WORK TO COMPLETE: Return the lines where the word "SECTION" occurs.

══════════════════════════════

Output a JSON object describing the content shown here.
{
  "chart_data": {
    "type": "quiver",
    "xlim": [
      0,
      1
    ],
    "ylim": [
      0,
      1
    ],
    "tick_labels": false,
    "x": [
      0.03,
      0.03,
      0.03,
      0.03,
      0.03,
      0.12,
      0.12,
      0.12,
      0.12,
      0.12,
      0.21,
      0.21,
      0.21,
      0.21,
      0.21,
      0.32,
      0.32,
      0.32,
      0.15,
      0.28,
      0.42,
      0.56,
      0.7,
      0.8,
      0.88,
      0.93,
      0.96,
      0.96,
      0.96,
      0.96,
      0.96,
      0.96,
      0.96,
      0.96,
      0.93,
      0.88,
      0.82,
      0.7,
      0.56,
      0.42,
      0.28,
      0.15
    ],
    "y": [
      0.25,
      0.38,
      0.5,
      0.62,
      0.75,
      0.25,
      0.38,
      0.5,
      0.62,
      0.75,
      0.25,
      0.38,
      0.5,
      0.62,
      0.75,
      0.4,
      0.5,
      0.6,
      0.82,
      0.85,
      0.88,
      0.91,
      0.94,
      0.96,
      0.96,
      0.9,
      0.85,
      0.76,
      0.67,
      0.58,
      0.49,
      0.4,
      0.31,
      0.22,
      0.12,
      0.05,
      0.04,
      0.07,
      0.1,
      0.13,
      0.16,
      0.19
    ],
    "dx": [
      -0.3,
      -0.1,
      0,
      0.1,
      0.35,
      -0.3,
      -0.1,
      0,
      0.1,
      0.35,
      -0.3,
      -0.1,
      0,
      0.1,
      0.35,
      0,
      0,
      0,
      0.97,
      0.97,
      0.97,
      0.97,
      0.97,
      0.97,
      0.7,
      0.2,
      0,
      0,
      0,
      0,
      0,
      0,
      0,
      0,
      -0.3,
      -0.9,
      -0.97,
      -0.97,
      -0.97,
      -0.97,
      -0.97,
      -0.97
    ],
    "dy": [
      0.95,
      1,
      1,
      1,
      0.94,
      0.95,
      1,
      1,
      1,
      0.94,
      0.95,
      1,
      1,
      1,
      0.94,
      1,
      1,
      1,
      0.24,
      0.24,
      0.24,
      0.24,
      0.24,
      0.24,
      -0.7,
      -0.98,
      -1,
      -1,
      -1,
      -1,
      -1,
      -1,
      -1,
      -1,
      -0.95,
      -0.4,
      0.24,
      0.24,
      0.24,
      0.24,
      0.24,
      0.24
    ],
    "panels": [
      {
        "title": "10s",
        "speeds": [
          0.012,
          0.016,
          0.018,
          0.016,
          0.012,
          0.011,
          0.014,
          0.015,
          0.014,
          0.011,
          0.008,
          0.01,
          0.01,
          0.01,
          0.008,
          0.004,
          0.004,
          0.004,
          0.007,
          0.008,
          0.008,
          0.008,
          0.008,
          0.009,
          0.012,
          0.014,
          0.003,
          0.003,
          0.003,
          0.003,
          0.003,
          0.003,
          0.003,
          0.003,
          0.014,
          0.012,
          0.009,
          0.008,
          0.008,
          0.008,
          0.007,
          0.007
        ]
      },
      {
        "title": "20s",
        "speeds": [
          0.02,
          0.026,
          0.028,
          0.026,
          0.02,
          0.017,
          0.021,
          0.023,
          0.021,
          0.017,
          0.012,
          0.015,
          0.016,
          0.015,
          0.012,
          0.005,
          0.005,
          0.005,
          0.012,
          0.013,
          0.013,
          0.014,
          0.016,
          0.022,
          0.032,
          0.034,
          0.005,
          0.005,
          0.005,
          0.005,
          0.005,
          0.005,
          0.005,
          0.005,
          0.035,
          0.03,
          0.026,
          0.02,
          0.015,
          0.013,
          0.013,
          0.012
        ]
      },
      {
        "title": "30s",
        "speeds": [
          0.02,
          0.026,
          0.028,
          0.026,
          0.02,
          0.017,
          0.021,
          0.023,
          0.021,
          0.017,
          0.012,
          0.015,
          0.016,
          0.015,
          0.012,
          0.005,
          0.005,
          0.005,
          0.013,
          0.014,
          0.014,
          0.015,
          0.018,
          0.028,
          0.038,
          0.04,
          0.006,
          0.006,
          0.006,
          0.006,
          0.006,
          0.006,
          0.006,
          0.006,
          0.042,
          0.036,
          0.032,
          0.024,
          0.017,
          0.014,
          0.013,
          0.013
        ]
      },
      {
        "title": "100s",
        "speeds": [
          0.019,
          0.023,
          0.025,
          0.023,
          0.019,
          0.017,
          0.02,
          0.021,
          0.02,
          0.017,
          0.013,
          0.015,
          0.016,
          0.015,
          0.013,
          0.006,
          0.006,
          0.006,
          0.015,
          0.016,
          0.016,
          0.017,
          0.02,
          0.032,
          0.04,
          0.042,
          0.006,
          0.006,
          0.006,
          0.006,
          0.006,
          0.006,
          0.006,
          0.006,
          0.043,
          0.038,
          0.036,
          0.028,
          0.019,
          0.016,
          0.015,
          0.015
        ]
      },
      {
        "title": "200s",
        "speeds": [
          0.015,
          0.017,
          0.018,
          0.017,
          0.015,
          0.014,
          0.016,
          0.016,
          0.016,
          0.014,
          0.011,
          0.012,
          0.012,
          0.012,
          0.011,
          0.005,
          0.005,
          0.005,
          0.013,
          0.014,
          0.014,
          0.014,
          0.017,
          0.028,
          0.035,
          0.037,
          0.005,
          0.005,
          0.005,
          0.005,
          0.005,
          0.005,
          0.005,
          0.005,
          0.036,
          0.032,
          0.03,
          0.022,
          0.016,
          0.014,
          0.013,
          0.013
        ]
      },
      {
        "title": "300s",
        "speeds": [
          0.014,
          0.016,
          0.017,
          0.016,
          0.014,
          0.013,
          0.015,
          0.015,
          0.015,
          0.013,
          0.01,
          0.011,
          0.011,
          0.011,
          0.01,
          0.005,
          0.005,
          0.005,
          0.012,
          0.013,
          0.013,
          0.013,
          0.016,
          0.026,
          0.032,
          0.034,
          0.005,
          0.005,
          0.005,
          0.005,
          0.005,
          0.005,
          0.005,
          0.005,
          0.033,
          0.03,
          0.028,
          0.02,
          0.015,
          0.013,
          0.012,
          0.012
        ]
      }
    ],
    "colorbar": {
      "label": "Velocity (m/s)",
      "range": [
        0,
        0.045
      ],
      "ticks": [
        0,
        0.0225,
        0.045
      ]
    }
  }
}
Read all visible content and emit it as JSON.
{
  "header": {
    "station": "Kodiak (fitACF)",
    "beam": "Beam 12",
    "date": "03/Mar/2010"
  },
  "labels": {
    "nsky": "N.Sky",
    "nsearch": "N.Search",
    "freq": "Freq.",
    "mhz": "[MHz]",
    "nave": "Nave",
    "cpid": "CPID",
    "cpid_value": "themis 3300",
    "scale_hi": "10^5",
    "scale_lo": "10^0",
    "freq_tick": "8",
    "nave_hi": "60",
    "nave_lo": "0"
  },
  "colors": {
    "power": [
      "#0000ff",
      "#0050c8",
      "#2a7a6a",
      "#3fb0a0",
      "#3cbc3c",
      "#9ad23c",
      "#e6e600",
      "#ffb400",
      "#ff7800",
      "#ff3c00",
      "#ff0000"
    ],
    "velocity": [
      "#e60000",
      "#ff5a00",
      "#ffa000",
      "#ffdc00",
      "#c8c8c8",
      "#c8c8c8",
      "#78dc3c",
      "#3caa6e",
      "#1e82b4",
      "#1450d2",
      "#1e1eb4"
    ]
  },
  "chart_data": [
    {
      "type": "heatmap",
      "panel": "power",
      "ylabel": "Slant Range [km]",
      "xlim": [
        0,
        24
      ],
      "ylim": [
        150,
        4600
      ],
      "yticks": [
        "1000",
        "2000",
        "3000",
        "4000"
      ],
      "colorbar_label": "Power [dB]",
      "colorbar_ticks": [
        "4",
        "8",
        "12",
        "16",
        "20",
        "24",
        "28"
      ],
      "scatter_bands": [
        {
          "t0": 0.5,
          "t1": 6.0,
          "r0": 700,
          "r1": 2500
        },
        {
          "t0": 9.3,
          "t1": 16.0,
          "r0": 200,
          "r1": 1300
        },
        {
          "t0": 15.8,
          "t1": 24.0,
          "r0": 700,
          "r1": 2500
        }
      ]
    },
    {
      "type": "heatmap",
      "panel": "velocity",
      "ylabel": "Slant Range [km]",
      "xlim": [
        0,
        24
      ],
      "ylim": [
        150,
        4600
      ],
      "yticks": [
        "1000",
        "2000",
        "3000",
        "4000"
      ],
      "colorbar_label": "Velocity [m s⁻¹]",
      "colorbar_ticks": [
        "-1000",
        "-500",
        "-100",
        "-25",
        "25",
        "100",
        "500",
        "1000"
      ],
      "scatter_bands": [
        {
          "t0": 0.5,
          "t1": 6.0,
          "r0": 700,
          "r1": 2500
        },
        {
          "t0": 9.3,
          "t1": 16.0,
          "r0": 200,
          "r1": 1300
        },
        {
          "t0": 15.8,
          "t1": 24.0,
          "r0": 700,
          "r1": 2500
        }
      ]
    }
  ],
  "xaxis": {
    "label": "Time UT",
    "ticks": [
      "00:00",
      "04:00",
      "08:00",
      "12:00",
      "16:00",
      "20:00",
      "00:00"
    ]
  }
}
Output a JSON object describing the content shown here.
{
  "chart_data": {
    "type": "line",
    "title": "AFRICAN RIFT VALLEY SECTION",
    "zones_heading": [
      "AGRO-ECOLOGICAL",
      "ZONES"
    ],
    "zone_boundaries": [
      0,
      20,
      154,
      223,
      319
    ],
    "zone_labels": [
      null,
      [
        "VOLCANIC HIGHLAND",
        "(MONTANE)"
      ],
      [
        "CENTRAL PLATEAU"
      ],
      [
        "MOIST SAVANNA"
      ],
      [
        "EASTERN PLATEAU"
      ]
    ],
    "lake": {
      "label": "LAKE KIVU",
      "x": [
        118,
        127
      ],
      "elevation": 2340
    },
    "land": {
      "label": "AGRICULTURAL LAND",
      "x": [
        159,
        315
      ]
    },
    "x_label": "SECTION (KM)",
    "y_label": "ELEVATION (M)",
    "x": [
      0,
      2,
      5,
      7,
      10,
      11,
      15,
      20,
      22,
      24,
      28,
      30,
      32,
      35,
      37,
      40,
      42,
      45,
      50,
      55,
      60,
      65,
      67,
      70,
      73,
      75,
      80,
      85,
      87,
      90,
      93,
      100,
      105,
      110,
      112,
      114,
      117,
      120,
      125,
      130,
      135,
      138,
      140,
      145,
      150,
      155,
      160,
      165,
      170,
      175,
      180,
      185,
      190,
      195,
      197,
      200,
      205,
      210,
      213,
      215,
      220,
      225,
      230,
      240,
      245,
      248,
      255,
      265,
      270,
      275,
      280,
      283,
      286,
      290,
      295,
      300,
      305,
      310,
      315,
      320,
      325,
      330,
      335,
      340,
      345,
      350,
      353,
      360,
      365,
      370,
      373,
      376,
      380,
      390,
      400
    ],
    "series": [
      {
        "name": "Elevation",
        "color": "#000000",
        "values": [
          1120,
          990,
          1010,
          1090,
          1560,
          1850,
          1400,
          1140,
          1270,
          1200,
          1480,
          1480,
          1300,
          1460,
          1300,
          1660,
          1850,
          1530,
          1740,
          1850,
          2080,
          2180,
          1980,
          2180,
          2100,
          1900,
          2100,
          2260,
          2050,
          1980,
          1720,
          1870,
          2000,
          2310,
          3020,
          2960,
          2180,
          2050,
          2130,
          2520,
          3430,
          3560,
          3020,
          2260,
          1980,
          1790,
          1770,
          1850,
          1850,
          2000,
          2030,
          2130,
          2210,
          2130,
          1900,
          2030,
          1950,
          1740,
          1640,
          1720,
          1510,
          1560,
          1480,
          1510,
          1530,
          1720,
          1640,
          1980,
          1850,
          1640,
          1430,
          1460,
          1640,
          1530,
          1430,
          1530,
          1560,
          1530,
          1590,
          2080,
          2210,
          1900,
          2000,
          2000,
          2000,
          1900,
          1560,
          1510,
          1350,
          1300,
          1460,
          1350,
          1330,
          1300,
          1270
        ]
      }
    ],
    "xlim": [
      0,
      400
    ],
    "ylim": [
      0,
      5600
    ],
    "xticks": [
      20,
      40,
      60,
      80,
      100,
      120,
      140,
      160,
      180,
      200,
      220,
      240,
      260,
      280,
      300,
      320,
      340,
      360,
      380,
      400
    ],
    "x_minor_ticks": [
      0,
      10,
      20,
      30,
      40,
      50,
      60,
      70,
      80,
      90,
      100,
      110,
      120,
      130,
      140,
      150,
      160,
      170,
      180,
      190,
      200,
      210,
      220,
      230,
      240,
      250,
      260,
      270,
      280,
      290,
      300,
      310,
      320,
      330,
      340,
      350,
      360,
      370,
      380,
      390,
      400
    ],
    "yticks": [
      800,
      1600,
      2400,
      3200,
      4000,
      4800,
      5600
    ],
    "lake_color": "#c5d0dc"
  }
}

══════════════════════════════

CORRECT RESULT:
    "title": "AFRICAN RIFT VALLEY SECTION",
    "x_label": "SECTION (KM)",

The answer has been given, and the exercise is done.